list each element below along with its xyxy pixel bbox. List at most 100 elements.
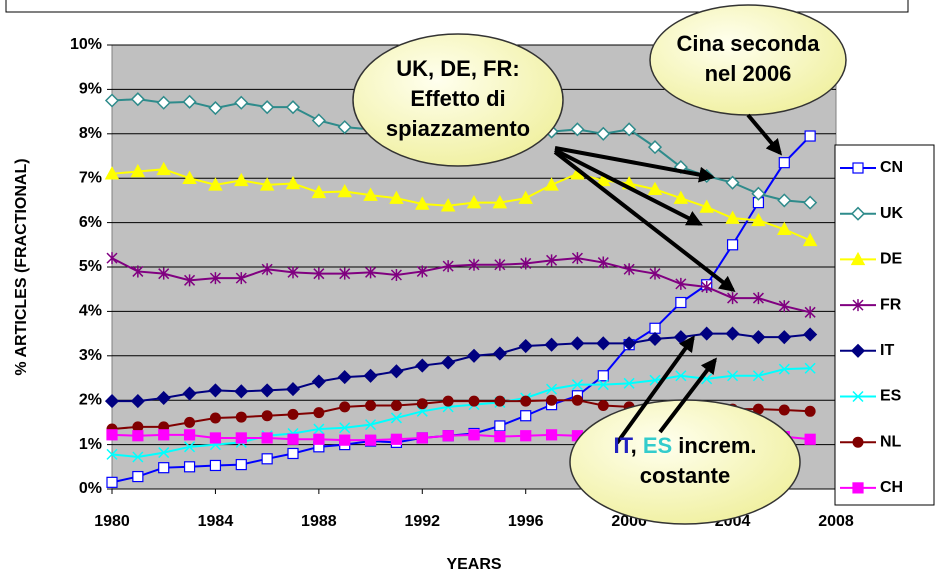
marker [466, 348, 482, 363]
marker [132, 451, 144, 463]
marker [804, 306, 816, 319]
annotation-part: increm. [672, 433, 756, 458]
marker [313, 407, 325, 419]
marker [597, 256, 609, 269]
marker [520, 430, 532, 442]
y-tick-label: 3% [79, 347, 102, 364]
marker [311, 374, 326, 389]
y-tick-label: 2% [79, 391, 102, 408]
marker [623, 377, 635, 389]
marker [416, 432, 428, 444]
marker [649, 267, 661, 280]
marker [287, 433, 299, 445]
marker [544, 337, 559, 352]
marker [311, 113, 326, 128]
marker [751, 186, 766, 201]
marker [208, 383, 223, 398]
y-tick-label: 6% [79, 214, 102, 231]
marker [337, 120, 352, 135]
marker [751, 212, 766, 227]
legend-label: IT [880, 342, 894, 359]
legend-entries: CN UK DE FR IT ES NL CH [840, 159, 904, 496]
series-line [112, 332, 811, 403]
marker [182, 386, 197, 401]
marker [494, 431, 506, 443]
marker [130, 92, 145, 107]
marker [363, 368, 378, 383]
marker [365, 400, 377, 412]
marker [544, 177, 559, 191]
marker [130, 163, 146, 178]
marker [209, 459, 222, 472]
annotation: nel 2006 [705, 61, 792, 86]
annotation-part: Cina seconda [676, 31, 820, 56]
marker [494, 395, 506, 407]
marker [570, 336, 585, 351]
legend-label: FR [880, 296, 902, 313]
marker [623, 263, 635, 276]
annotation: Cina seconda [676, 31, 820, 56]
series-line [111, 367, 811, 459]
marker [183, 461, 196, 473]
marker [313, 423, 325, 435]
marker [158, 447, 170, 459]
annotation-part: , [631, 433, 643, 458]
marker [778, 300, 790, 313]
marker [778, 157, 790, 169]
marker [649, 322, 661, 334]
marker [313, 433, 325, 445]
legend-label: DE [880, 251, 903, 268]
marker [261, 432, 273, 444]
marker [850, 343, 866, 358]
marker [571, 394, 583, 406]
marker [520, 410, 532, 422]
y-tick-label: 10% [70, 36, 102, 53]
marker [287, 408, 299, 420]
marker [596, 336, 611, 351]
marker [156, 390, 171, 406]
marker [285, 175, 301, 190]
x-tick-label: 1980 [94, 513, 130, 530]
marker [597, 400, 609, 412]
marker [208, 177, 223, 191]
arrow [746, 113, 783, 156]
marker [130, 394, 145, 409]
marker [390, 412, 402, 424]
marker [365, 419, 377, 431]
annotation-part: costante [640, 463, 730, 488]
marker [106, 429, 118, 441]
arrow [554, 146, 716, 183]
marker [158, 267, 170, 280]
marker [726, 239, 739, 251]
marker [337, 370, 352, 385]
series-line [111, 257, 811, 314]
marker [416, 265, 428, 278]
annotation: Effetto di [410, 86, 505, 111]
marker [778, 404, 790, 416]
legend [834, 144, 935, 506]
marker [675, 370, 687, 382]
marker [852, 482, 864, 494]
marker [260, 383, 275, 398]
marker [803, 195, 818, 210]
marker [132, 430, 144, 442]
marker [850, 251, 866, 266]
annotation-part: ES [643, 433, 672, 458]
marker [518, 190, 533, 204]
y-tick-label: 0% [79, 480, 102, 497]
marker [699, 199, 714, 213]
marker [852, 436, 864, 448]
x-tick-label: 1988 [301, 513, 337, 530]
y-tick-label: 5% [79, 258, 102, 275]
marker [106, 476, 118, 488]
y-tick-label: 4% [79, 303, 102, 320]
marker [132, 470, 144, 483]
frame [5, 0, 909, 13]
marker [727, 292, 739, 305]
marker [520, 257, 532, 270]
annotation-part: UK, DE, FR: [396, 56, 519, 81]
marker [364, 434, 377, 446]
marker [804, 130, 816, 142]
marker [440, 198, 456, 212]
x-axis-label: YEARS [446, 556, 501, 573]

■ ■ ■ ■ ■ ■ ■

◆ **AIM**
How many lines in the records above contain the string "annotation"? Case counts. Reply with the number alone.

◆ **ANSWER BELOW**
9